_Problem details_: Output every entry exactly as written.

_Data shown_:
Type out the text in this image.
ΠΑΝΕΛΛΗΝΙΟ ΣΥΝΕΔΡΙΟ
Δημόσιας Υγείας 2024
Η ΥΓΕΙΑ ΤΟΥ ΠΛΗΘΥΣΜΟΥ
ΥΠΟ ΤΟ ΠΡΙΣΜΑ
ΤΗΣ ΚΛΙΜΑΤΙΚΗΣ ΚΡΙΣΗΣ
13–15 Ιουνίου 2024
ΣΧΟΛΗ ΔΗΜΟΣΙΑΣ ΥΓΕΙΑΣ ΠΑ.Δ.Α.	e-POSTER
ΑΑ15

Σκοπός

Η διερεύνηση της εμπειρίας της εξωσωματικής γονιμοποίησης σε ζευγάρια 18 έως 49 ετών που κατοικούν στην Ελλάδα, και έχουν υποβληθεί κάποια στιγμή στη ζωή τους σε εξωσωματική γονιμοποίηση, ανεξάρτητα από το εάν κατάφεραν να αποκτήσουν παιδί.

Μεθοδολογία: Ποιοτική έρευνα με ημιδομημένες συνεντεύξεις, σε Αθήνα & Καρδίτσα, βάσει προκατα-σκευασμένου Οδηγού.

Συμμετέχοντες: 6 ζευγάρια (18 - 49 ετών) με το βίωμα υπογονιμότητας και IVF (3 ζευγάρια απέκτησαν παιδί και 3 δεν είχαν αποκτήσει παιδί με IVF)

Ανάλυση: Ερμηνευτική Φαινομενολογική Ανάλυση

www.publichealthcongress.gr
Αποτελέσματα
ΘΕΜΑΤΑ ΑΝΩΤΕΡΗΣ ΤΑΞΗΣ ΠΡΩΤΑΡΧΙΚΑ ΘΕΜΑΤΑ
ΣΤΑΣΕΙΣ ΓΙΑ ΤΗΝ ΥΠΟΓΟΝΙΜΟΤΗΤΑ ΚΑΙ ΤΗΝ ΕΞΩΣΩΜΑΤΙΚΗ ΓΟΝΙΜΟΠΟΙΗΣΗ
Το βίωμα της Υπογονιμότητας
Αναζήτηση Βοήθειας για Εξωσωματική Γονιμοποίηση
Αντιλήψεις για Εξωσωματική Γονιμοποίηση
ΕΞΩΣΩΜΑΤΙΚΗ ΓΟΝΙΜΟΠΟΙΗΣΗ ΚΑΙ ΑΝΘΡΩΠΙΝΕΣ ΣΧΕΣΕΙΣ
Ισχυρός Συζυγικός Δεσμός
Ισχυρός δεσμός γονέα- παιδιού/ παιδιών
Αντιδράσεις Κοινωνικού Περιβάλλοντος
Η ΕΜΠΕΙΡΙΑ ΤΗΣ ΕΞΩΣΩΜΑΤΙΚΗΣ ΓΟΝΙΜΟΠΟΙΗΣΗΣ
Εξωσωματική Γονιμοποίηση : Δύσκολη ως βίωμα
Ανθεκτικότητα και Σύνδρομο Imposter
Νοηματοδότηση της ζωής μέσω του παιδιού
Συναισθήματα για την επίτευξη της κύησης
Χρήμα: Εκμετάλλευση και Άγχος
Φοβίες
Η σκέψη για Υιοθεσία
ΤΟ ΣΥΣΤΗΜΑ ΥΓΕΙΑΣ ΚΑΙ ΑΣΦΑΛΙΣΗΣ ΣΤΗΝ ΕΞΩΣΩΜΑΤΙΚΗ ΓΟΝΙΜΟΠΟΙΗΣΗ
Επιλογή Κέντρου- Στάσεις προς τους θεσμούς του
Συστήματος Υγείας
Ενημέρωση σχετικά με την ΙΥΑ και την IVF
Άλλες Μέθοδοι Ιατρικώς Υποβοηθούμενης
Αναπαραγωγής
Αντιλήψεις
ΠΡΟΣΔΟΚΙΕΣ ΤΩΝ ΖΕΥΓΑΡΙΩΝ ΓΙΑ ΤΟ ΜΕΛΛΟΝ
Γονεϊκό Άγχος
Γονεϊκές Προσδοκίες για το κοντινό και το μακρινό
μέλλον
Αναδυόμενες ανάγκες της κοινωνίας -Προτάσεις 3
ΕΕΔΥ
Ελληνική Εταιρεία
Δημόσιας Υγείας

_Written answer_:
Type out the text in this image.
ΠΑΝΕΛΛΗΝΙΟ ΣΥΝΕΔΡΙΟ
Δημόσιας Υγείας 2024
Η ΥΓΕΙΑ ΤΟΥ ΠΛΗΘΥΣΜΟΥ
ΥΠΟ ΤΟ ΠΡΙΣΜΑ
ΤΗΣ ΚΛΙΜΑΤΙΚΗΣ ΚΡΙΣΗΣ
13–15 Ιουνίου 2024
ΣΧΟΛΗ ΔΗΜΟΣΙΑΣ ΥΓΕΙΑΣ ΠΑ.Δ.Α.	e-POSTER
ΑΑ15

Σκοπός

Η διερεύνηση της εμπειρίας της εξωσωματικής γονιμοποίησης σε ζευγάρια 18 έως 49 ετών που κατοικούν στην Ελλάδα, και έχουν υποβληθεί κάποια στιγμή στη ζωή τους σε εξωσωματική γονιμοποίηση, ανεξάρτητα από το εάν κατάφεραν να αποκτήσουν παιδί.

Μεθοδολογία: Ποιοτική έρευνα με ημιδομημένες συνεντεύξεις, σε Αθήνα & Καρδίτσα, βάσει προκατα-σκευασμένου Οδηγού.

Συμμετέχοντες: 6 ζευγάρια (18 - 49 ετών) με το βίωμα υπογονιμότητας και IVF (3 ζευγάρια απέκτησαν παιδί και 3 δεν είχαν αποκτήσει παιδί με IVF)

Ανάλυση: Ερμηνευτική Φαινομενολογική Ανάλυση

www.publichealthcongress.gr
Αποτελέσματα
ΘΕΜΑΤΑ ΑΝΩΤΕΡΗΣ ΤΑΞΗΣ ΠΡΩΤΑΡΧΙΚΑ ΘΕΜΑΤΑ
ΣΤΑΣΕΙΣ ΓΙΑ ΤΗΝ ΥΠΟΓΟΝΙΜΟΤΗΤΑ ΚΑΙ ΤΗΝ ΕΞΩΣΩΜΑΤΙΚΗ ΓΟΝΙΜΟΠΟΙΗΣΗ
Το βίωμα της Υπογονιμότητας
Αναζήτηση Βοήθειας για Εξωσωματική Γονιμοποίηση
Αντιλήψεις για Εξωσωματική Γονιμοποίηση
ΕΞΩΣΩΜΑΤΙΚΗ ΓΟΝΙΜΟΠΟΙΗΣΗ ΚΑΙ ΑΝΘΡΩΠΙΝΕΣ ΣΧΕΣΕΙΣ
Ισχυρός Συζυγικός Δεσμός
Ισχυρός δεσμός γονέα- παιδιού/ παιδιών
Αντιδράσεις Κοινωνικού Περιβάλλοντος
Η ΕΜΠΕΙΡΙΑ ΤΗΣ ΕΞΩΣΩΜΑΤΙΚΗΣ ΓΟΝΙΜΟΠΟΙΗΣΗΣ
Εξωσωματική Γονιμοποίηση : Δύσκολη ως βίωμα
Ανθεκτικότητα και Σύνδρομο Imposter
Νοηματοδότηση της ζωής μέσω του παιδιού
Συναισθήματα για την επίτευξη της κύησης
Χρήμα: Εκμετάλλευση και Άγχος
Φοβίες
Η σκέψη για Υιοθεσία
ΤΟ ΣΥΣΤΗΜΑ ΥΓΕΙΑΣ ΚΑΙ ΑΣΦΑΛΙΣΗΣ ΣΤΗΝ ΕΞΩΣΩΜΑΤΙΚΗ ΓΟΝΙΜΟΠΟΙΗΣΗ
Επιλογή Κέντρου- Στάσεις προς τους θεσμούς του
Συστήματος Υγείας
Ενημέρωση σχετικά με την ΙΥΑ και την IVF
Άλλες Μέθοδοι Ιατρικώς Υποβοηθούμενης
Αναπαραγωγής
Αντιλήψεις
ΠΡΟΣΔΟΚΙΕΣ ΤΩΝ ΖΕΥΓΑΡΙΩΝ ΓΙΑ ΤΟ ΜΕΛΛΟΝ
Γονεϊκό Άγχος
Γονεϊκές Προσδοκίες για το κοντινό και το μακρινό
μέλλον
Αναδυόμενες ανάγκες της κοινωνίας -Προτάσεις 3
ΕΕΔΥ
Ελληνική Εταιρεία
Δημόσιας Υγείας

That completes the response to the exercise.